What is expected >> Transcribe all the entries word for word, skipping the pictures.

Supplied records >>
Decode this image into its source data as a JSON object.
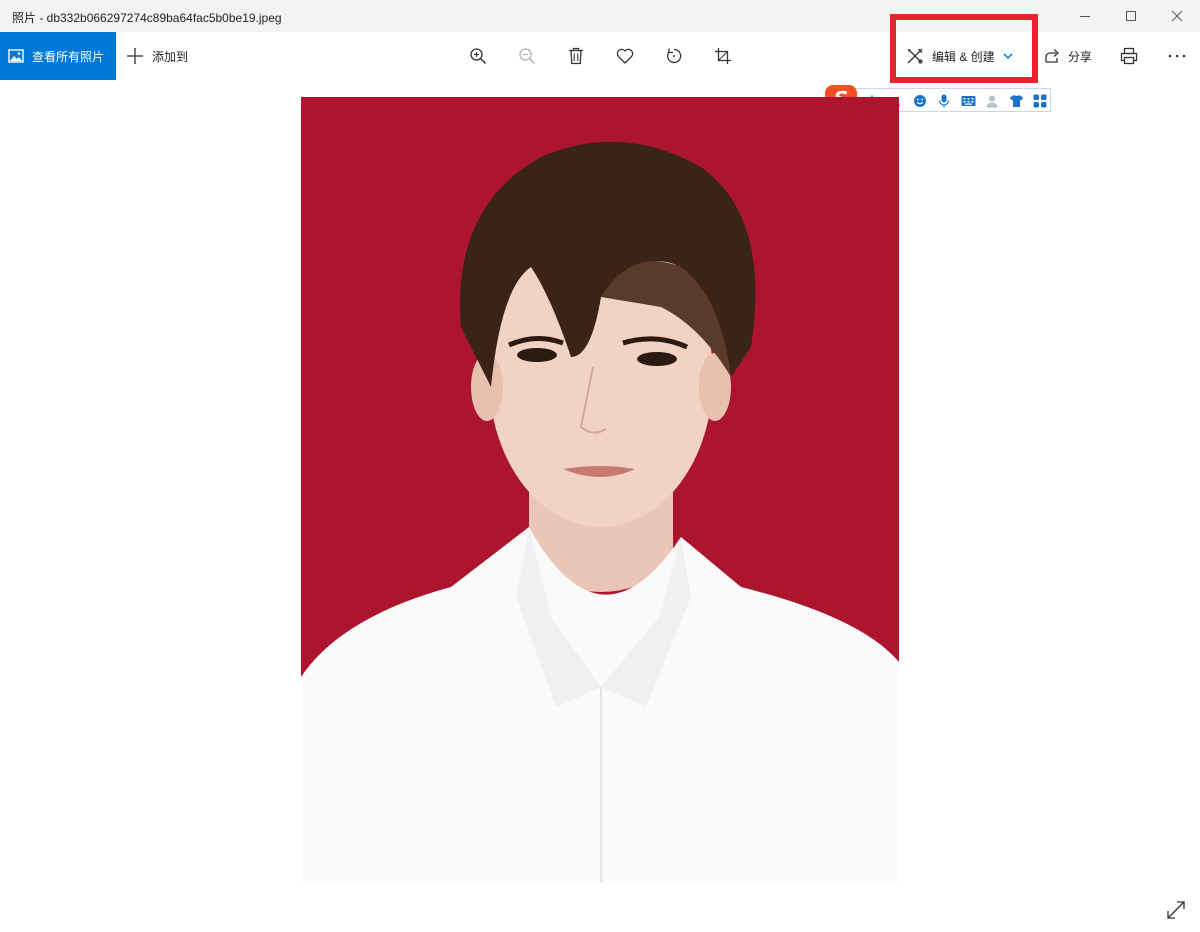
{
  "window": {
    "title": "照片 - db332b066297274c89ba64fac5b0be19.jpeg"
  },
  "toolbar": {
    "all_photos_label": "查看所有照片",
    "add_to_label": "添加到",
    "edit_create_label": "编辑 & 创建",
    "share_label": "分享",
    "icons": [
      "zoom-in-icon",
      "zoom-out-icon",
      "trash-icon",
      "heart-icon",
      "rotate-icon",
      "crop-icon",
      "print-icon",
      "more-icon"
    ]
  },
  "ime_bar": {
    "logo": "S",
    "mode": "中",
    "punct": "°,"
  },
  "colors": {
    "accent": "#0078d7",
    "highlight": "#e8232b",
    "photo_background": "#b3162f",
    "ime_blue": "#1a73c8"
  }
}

Written solution >>
Decode this image into its source data as a JSON object.
{
  "window": {
    "title": "照片 - db332b066297274c89ba64fac5b0be19.jpeg"
  },
  "toolbar": {
    "all_photos_label": "查看所有照片",
    "add_to_label": "添加到",
    "edit_create_label": "编辑 & 创建",
    "share_label": "分享",
    "icons": [
      "zoom-in-icon",
      "zoom-out-icon",
      "trash-icon",
      "heart-icon",
      "rotate-icon",
      "crop-icon",
      "print-icon",
      "more-icon"
    ]
  },
  "ime_bar": {
    "logo": "S",
    "mode": "中",
    "punct": "°,"
  },
  "colors": {
    "accent": "#0078d7",
    "highlight": "#e8232b",
    "photo_background": "#b3162f",
    "ime_blue": "#1a73c8"
  }
}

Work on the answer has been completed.